• **取り組む問題**
1. 提示文の「3 本規定は、壁面線のみなら」から「いてはその点に留意すること。」までの部分を、一字も変えずに書き写してください。
2. 提示文によると、住居系用途地域で前面道路幅員が一二メートル以上の建築物の場合、前面道路の反対側の境界線からの水平距離が前面道路幅員の一・二五倍以上の区域内では、道路斜線制限の勾配はいくつとされたか。
------ 提示文
第5 前面道路幅員による容積率制限の合理化について

既成市街地を中心に、道路に沿って有効な空間を確保しつつ土地の有効利用を図ることが重要であることにかんがみ、今回、住居系用途地域等前面道路幅員による容積率制限における係数が〇、四である地域内で、前面道路の境界線から後退して壁面線の指定等がある場合において、壁面線又は壁面の位置の制限として定められた限度の線(以下「壁面線等」という。)を越えない建築物については、当該前面道路の境界線は、当該壁面線等にあるものとみなして、前面道路幅員による容積率制限を適用することができることとしたものであること。
なお、本規定の適用については、次の点に留意すること。
1 前面道路幅員による容積率制限については、建築基準法第五二条第七項に基づく特定行政庁の許可による特例制度が既に設けられているが、本規定は、許可によらず、確認手続によるものであり、同項第一号及び第二号に掲げる基準に適合する必要はないものであること。また、前面道路の反対側の境界線から後退して指定された壁面線等については、本規定の適用はないものであること。
2 本規定は、建築主の判断により、その適用についての選択が可能であること。
3 本規定は、壁面線のみならず地区計画において壁面の位置の制限が定められ、かつ、地区計画条例による制限として定められている場合においても適用が可能であること。
4 本規定の適用は、壁面線等を越えない建築物を対象としているが、ひさし、門、塀等の小規模な突出部については、道路の上部空間の開放性に与える影響が小さいため、壁面線等を越えることを許容するものであること。なお、本規定を適用する建築物については、建築後も引き続きその現況等の把握に努めること。
5 本規定の適用による前面道路幅員による容積率制限の上限は、前面道路幅員のメートルの数値に〇、六を乗じた値であること。また、前面道路と壁面線等との間の部分の面積は、容積率の算定に当たり敷地面積に算入しないものであること。さらに、今回の改正において、建築基準法施行規則を改正し、建築確認申請書の様式を改めたところであるので、建築確認の審査においてはその点に留意すること。

第6 道路斜線制限の合理化について

近年、特に既成市街地を中心として、良好な居住環境を確保しつつ、土地の有効利用を図る必要性が高まっていること、また、道路斜線制限の限度一杯に建築物が建築されることによる上部が斜めに切り取られた不整形な建築物の出現を防ぐなど合理的な建築計画と適切な市街地環境との調和を図ることが重要であることにかんがみ、今回道路の上部空間の開放性を総合的に評価することにより道路斜線制限の合理化を行い、住居系用途地域における前面道路幅員が一二メートル以上である建築物について、前面道路の反対側の境界線からの水平距離が前面道路幅員の一・二五倍以上の区域内においては、道路斜線制限の勾配を一・五とすることとしたものであること。
なお、本規定の適用については、次の点に留意すること。
1 前面道路の境界線から後退した建築物については、建築基準法第五六条第二項に規定するいわゆるセットバック規定と同様の緩和措置を設けたものであること。なお、本緩和措置は、建築主の判断により、その適用について選択が可能であること。
2 建築基準法施行令第一三〇条の一二の改正においては、従来のセットバック規定を適用する場合と同様の趣旨により、建築基準法第五六条第四項の規定を適用する際の後退距離の算定に当たり建築物から除かれる部分として、物置、ポーチ、門、塀等の小規模な突出物等を定めたものであること。
------------
------ 収録データ
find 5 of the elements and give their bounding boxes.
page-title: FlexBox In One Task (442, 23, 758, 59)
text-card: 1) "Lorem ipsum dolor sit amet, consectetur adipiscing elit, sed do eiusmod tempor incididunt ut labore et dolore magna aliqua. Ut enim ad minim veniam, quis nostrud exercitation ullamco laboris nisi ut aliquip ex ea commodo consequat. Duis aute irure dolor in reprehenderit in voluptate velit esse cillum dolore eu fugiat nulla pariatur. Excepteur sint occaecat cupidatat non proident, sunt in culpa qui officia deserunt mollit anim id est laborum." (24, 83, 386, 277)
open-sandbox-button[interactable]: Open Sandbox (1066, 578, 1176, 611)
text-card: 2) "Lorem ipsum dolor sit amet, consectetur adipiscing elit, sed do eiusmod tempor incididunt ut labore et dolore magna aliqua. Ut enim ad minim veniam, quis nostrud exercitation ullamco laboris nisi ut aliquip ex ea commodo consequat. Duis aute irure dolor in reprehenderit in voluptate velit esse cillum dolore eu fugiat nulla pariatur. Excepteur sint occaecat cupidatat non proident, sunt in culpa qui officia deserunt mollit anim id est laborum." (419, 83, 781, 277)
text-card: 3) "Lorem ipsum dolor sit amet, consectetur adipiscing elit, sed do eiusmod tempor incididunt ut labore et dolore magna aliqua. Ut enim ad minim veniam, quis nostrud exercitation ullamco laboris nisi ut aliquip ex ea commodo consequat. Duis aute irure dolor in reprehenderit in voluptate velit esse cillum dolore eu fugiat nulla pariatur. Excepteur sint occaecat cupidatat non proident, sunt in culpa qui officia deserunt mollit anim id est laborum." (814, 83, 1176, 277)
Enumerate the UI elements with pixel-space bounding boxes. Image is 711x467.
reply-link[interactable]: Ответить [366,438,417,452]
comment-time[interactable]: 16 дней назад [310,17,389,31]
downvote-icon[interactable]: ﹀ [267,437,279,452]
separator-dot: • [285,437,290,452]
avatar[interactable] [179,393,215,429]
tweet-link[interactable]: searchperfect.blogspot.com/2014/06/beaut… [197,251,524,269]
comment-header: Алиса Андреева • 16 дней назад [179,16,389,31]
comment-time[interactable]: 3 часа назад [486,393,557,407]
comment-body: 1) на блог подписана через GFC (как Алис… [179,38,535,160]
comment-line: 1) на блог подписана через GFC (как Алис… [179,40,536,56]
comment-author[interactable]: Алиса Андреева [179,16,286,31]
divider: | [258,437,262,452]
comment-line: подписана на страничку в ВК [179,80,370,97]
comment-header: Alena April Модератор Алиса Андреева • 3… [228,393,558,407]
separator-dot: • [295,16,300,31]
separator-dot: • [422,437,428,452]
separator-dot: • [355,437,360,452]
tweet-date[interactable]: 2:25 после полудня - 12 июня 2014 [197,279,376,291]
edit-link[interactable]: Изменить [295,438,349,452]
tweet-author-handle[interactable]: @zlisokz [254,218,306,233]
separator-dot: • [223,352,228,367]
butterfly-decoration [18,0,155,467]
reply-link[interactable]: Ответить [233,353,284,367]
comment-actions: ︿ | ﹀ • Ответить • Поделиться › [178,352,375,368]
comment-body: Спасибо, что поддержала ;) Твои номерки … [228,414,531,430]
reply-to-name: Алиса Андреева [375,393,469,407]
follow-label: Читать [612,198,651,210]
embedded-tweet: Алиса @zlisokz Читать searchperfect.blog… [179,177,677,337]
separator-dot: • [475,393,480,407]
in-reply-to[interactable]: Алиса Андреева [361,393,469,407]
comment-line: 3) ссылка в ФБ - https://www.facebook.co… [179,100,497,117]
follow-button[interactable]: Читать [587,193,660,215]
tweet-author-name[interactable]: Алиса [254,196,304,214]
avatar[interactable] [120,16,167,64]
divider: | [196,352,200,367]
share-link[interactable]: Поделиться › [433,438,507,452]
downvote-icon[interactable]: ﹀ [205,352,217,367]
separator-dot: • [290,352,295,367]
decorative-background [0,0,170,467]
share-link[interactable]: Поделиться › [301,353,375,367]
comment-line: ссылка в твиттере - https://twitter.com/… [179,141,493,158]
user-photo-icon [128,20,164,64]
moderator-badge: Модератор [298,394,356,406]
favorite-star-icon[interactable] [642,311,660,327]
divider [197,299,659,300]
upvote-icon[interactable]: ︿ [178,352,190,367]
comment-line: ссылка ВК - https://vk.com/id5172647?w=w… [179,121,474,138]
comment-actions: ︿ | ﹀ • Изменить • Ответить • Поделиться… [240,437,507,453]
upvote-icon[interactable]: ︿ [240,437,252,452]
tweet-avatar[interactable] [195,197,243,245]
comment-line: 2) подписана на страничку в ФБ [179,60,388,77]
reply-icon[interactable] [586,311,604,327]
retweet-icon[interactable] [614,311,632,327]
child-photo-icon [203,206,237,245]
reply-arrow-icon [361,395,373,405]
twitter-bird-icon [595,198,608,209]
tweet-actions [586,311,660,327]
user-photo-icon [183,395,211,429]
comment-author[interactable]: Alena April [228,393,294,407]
------------
• **各問の解答**
1.
3 本規定は、壁面線のみならず地区計画において壁面の位置の制限が定められ、かつ、地区計画条例による制限として定められている場合においても適用が可能であること。
4 本規定の適用は、壁面線等を越えない建築物を対象としているが、ひさし、門、塀等の小規模な突出部については、道路の上部空間の開放性に与える影響が小さいため、壁面線等を越えることを許容するものであること。なお、本規定を適用する建築物については、建築後も引き続きその現況等の把握に努めること。
5 本規定の適用による前面道路幅員による容積率制限の上限は、前面道路幅員のメートルの数値に〇、六を乗じた値であること。また、前面道路と壁面線等との間の部分の面積は、容積率の算定に当たり敷地面積に算入しないものであること。さらに、今回の改正において、建築基準法施行規則を改正し、建築確認申請書の様式を改めたところであるので、建築確認の審査においてはその点に留意すること。

2. 一・五とされた。